* **Given request**: Give only the number of lines in the items below that contain the string "Catoctin". Case counts.

* **Exercise input**:
## start

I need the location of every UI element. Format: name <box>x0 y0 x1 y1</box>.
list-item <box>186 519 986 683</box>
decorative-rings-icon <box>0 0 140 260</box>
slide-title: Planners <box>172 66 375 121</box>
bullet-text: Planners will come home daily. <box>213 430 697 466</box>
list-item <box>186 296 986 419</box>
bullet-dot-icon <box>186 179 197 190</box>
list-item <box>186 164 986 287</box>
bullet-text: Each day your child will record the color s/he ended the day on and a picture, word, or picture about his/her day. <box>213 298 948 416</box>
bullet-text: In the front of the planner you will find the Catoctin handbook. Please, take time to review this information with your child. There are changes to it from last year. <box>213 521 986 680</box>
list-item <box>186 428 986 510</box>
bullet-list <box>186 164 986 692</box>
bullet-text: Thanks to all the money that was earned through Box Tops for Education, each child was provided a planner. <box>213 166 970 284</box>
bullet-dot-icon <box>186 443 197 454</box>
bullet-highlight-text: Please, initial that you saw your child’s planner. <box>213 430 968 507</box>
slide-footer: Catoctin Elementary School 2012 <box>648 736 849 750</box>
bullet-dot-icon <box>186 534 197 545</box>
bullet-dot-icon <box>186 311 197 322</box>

## end
## start

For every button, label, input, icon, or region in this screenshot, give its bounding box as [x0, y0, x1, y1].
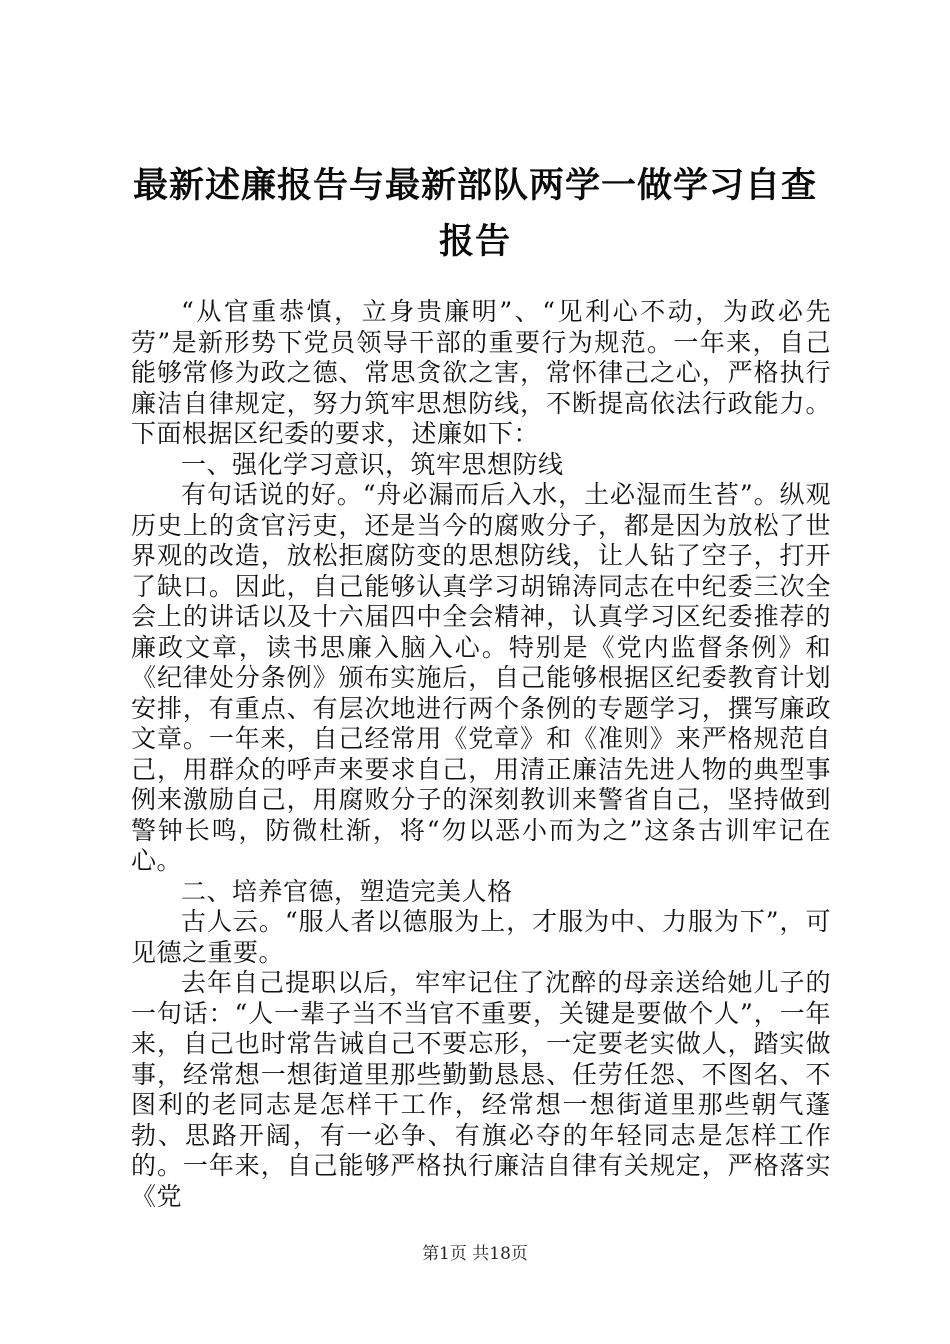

## end

* **Solution for this exercise**: 2